** Work to be completed **
Transcribe each record exactly; skip any picture.

*** Opening of Data shown ***

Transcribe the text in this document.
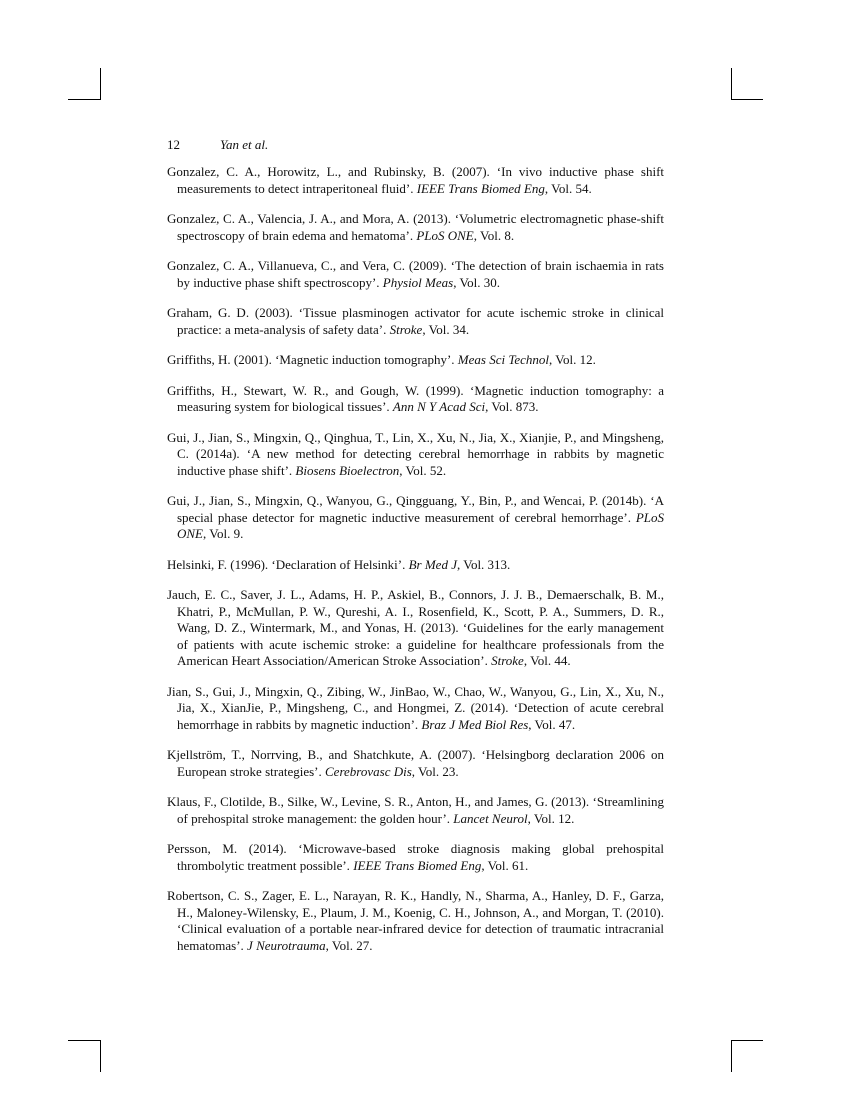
12	Yan et al.
Gonzalez, C. A., Horowitz, L., and Rubinsky, B. (2007). ‘In vivo inductive phase shift measurements to detect intraperitoneal fluid’. IEEE Trans Biomed Eng, Vol. 54.
Gonzalez, C. A., Valencia, J. A., and Mora, A. (2013). ‘Volumetric electromagnetic phase-shift spectroscopy of brain edema and hematoma’. PLoS ONE, Vol. 8.
Gonzalez, C. A., Villanueva, C., and Vera, C. (2009). ‘The detection of brain ischaemia in rats by inductive phase shift spectroscopy’. Physiol Meas, Vol. 30.
Graham, G. D. (2003). ‘Tissue plasminogen activator for acute ischemic stroke in clinical practice: a meta-analysis of safety data’. Stroke, Vol. 34.
Griffiths, H. (2001). ‘Magnetic induction tomography’. Meas Sci Technol, Vol. 12.
Griffiths, H., Stewart, W. R., and Gough, W. (1999). ‘Magnetic induction tomography: a measuring system for biological tissues’. Ann N Y Acad Sci, Vol. 873.
Gui, J., Jian, S., Mingxin, Q., Qinghua, T., Lin, X., Xu, N., Jia, X., Xianjie, P., and Mingsheng, C. (2014a). ‘A new method for detecting cerebral hemorrhage in rabbits by magnetic inductive phase shift’. Biosens Bioelectron, Vol. 52.
Gui, J., Jian, S., Mingxin, Q., Wanyou, G., Qingguang, Y., Bin, P., and Wencai, P. (2014b). ‘A special phase detector for magnetic inductive measurement of cerebral hemorrhage’. PLoS ONE, Vol. 9.
Helsinki, F. (1996). ‘Declaration of Helsinki’. Br Med J, Vol. 313.
Jauch, E. C., Saver, J. L., Adams, H. P., Askiel, B., Connors, J. J. B., Demaerschalk, B. M., Khatri, P., McMullan, P. W., Qureshi, A. I., Rosenfield, K., Scott, P. A., Summers, D. R., Wang, D. Z., Wintermark, M., and Yonas, H. (2013). ‘Guidelines for the early management of patients with acute ischemic stroke: a guideline for healthcare professionals from the American Heart Association/American Stroke Association’. Stroke, Vol. 44.
Jian, S., Gui, J., Mingxin, Q., Zibing, W., JinBao, W., Chao, W., Wanyou, G., Lin, X., Xu, N., Jia, X., XianJie, P., Mingsheng, C., and Hongmei, Z. (2014). ‘Detection of acute cerebral hemorrhage in rabbits by magnetic induction’. Braz J Med Biol Res, Vol. 47.
Kjellström, T., Norrving, B., and Shatchkute, A. (2007). ‘Helsingborg declaration 2006 on European stroke strategies’. Cerebrovasc Dis, Vol. 23.
Klaus, F., Clotilde, B., Silke, W., Levine, S. R., Anton, H., and James, G. (2013). ‘Streamlining of prehospital stroke management: the golden hour’. Lancet Neurol, Vol. 12.
Persson, M. (2014). ‘Microwave-based stroke diagnosis making global prehospital thrombolytic treatment possible’. IEEE Trans Biomed Eng, Vol. 61.
Robertson, C. S., Zager, E. L., Narayan, R. K., Handly, N., Sharma, A., Hanley, D. F., Garza, H., Maloney-Wilensky, E., Plaum, J. M., Koenig, C. H., Johnson, A., and Morgan, T. (2010). ‘Clinical evaluation of a portable near-infrared device for detection of traumatic intracranial hematomas’. J Neurotrauma, Vol. 27.
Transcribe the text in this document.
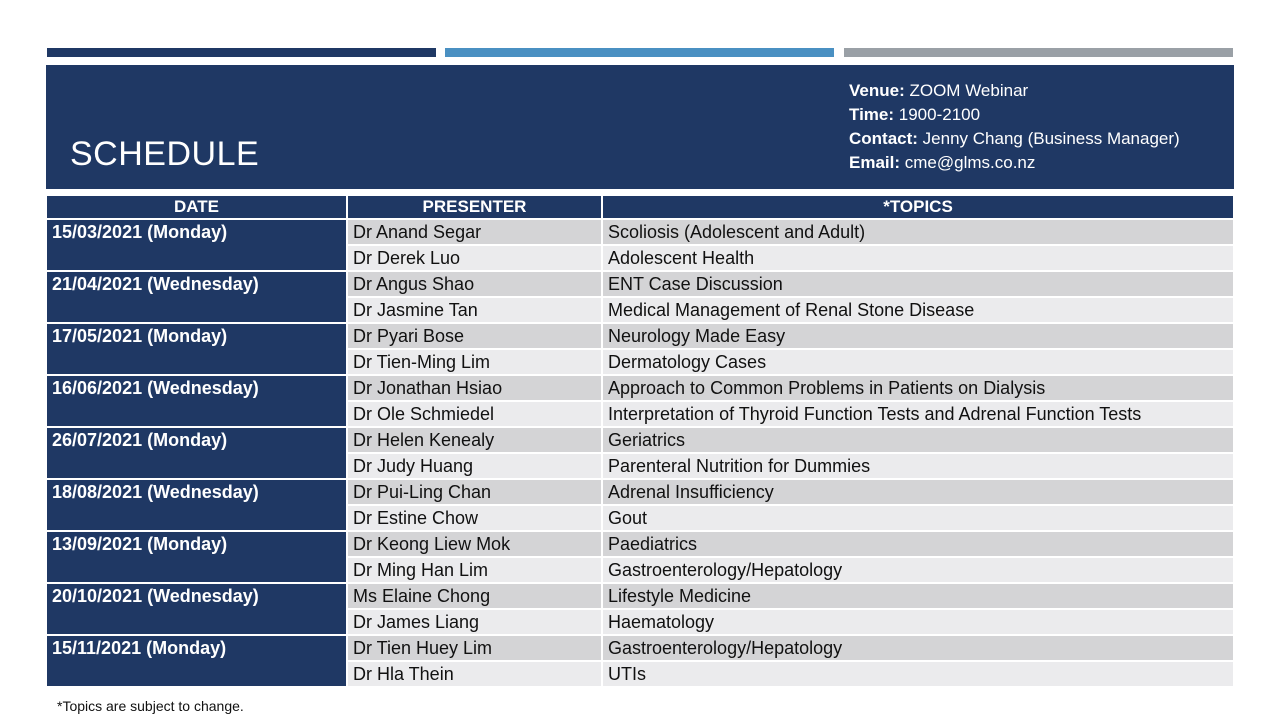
SCHEDULE
Venue: ZOOM Webinar
Time: 1900-2100
Contact: Jenny Chang (Business Manager)
Email: cme@glms.co.nz
DATE	PRESENTER	*TOPICS
15/03/2021 (Monday)	Dr Anand Segar	Scoliosis (Adolescent and Adult)
	Dr Derek Luo	Adolescent Health
21/04/2021 (Wednesday)	Dr Angus Shao	ENT Case Discussion
	Dr Jasmine Tan	Medical Management of Renal Stone Disease
17/05/2021 (Monday)	Dr Pyari Bose	Neurology Made Easy
	Dr Tien-Ming Lim	Dermatology Cases
16/06/2021 (Wednesday)	Dr Jonathan Hsiao	Approach to Common Problems in Patients on Dialysis
	Dr Ole Schmiedel	Interpretation of Thyroid Function Tests and Adrenal Function Tests
26/07/2021 (Monday)	Dr Helen Kenealy	Geriatrics
	Dr Judy Huang	Parenteral Nutrition for Dummies
18/08/2021 (Wednesday)	Dr Pui-Ling Chan	Adrenal Insufficiency
	Dr Estine Chow	Gout
13/09/2021 (Monday)	Dr Keong Liew Mok	Paediatrics
	Dr Ming Han Lim	Gastroenterology/Hepatology
20/10/2021 (Wednesday)	Ms Elaine Chong	Lifestyle Medicine
	Dr James Liang	Haematology
15/11/2021 (Monday)	Dr Tien Huey Lim	Gastroenterology/Hepatology
	Dr Hla Thein	UTIs
*Topics are subject to change.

*** Close of Data shown ***

** Answer to the exercise **
Transcribe the text in this document.
12	Yan et al.
Gonzalez, C. A., Horowitz, L., and Rubinsky, B. (2007). ‘In vivo inductive phase shift measurements to detect intraperitoneal fluid’. IEEE Trans Biomed Eng, Vol. 54.
Gonzalez, C. A., Valencia, J. A., and Mora, A. (2013). ‘Volumetric electromagnetic phase-shift spectroscopy of brain edema and hematoma’. PLoS ONE, Vol. 8.
Gonzalez, C. A., Villanueva, C., and Vera, C. (2009). ‘The detection of brain ischaemia in rats by inductive phase shift spectroscopy’. Physiol Meas, Vol. 30.
Graham, G. D. (2003). ‘Tissue plasminogen activator for acute ischemic stroke in clinical practice: a meta-analysis of safety data’. Stroke, Vol. 34.
Griffiths, H. (2001). ‘Magnetic induction tomography’. Meas Sci Technol, Vol. 12.
Griffiths, H., Stewart, W. R., and Gough, W. (1999). ‘Magnetic induction tomography: a measuring system for biological tissues’. Ann N Y Acad Sci, Vol. 873.
Gui, J., Jian, S., Mingxin, Q., Qinghua, T., Lin, X., Xu, N., Jia, X., Xianjie, P., and Mingsheng, C. (2014a). ‘A new method for detecting cerebral hemorrhage in rabbits by magnetic inductive phase shift’. Biosens Bioelectron, Vol. 52.
Gui, J., Jian, S., Mingxin, Q., Wanyou, G., Qingguang, Y., Bin, P., and Wencai, P. (2014b). ‘A special phase detector for magnetic inductive measurement of cerebral hemorrhage’. PLoS ONE, Vol. 9.
Helsinki, F. (1996). ‘Declaration of Helsinki’. Br Med J, Vol. 313.
Jauch, E. C., Saver, J. L., Adams, H. P., Askiel, B., Connors, J. J. B., Demaerschalk, B. M., Khatri, P., McMullan, P. W., Qureshi, A. I., Rosenfield, K., Scott, P. A., Summers, D. R., Wang, D. Z., Wintermark, M., and Yonas, H. (2013). ‘Guidelines for the early management of patients with acute ischemic stroke: a guideline for healthcare professionals from the American Heart Association/American Stroke Association’. Stroke, Vol. 44.
Jian, S., Gui, J., Mingxin, Q., Zibing, W., JinBao, W., Chao, W., Wanyou, G., Lin, X., Xu, N., Jia, X., XianJie, P., Mingsheng, C., and Hongmei, Z. (2014). ‘Detection of acute cerebral hemorrhage in rabbits by magnetic induction’. Braz J Med Biol Res, Vol. 47.
Kjellström, T., Norrving, B., and Shatchkute, A. (2007). ‘Helsingborg declaration 2006 on European stroke strategies’. Cerebrovasc Dis, Vol. 23.
Klaus, F., Clotilde, B., Silke, W., Levine, S. R., Anton, H., and James, G. (2013). ‘Streamlining of prehospital stroke management: the golden hour’. Lancet Neurol, Vol. 12.
Persson, M. (2014). ‘Microwave-based stroke diagnosis making global prehospital thrombolytic treatment possible’. IEEE Trans Biomed Eng, Vol. 61.
Robertson, C. S., Zager, E. L., Narayan, R. K., Handly, N., Sharma, A., Hanley, D. F., Garza, H., Maloney-Wilensky, E., Plaum, J. M., Koenig, C. H., Johnson, A., and Morgan, T. (2010). ‘Clinical evaluation of a portable near-infrared device for detection of traumatic intracranial hematomas’. J Neurotrauma, Vol. 27.
Transcribe the text in this document.
SCHEDULE
Venue: ZOOM Webinar
Time: 1900-2100
Contact: Jenny Chang (Business Manager)
Email: cme@glms.co.nz
DATE	PRESENTER	*TOPICS
15/03/2021 (Monday)	Dr Anand Segar	Scoliosis (Adolescent and Adult)
	Dr Derek Luo	Adolescent Health
21/04/2021 (Wednesday)	Dr Angus Shao	ENT Case Discussion
	Dr Jasmine Tan	Medical Management of Renal Stone Disease
17/05/2021 (Monday)	Dr Pyari Bose	Neurology Made Easy
	Dr Tien-Ming Lim	Dermatology Cases
16/06/2021 (Wednesday)	Dr Jonathan Hsiao	Approach to Common Problems in Patients on Dialysis
	Dr Ole Schmiedel	Interpretation of Thyroid Function Tests and Adrenal Function Tests
26/07/2021 (Monday)	Dr Helen Kenealy	Geriatrics
	Dr Judy Huang	Parenteral Nutrition for Dummies
18/08/2021 (Wednesday)	Dr Pui-Ling Chan	Adrenal Insufficiency
	Dr Estine Chow	Gout
13/09/2021 (Monday)	Dr Keong Liew Mok	Paediatrics
	Dr Ming Han Lim	Gastroenterology/Hepatology
20/10/2021 (Wednesday)	Ms Elaine Chong	Lifestyle Medicine
	Dr James Liang	Haematology
15/11/2021 (Monday)	Dr Tien Huey Lim	Gastroenterology/Hepatology
	Dr Hla Thein	UTIs
*Topics are subject to change.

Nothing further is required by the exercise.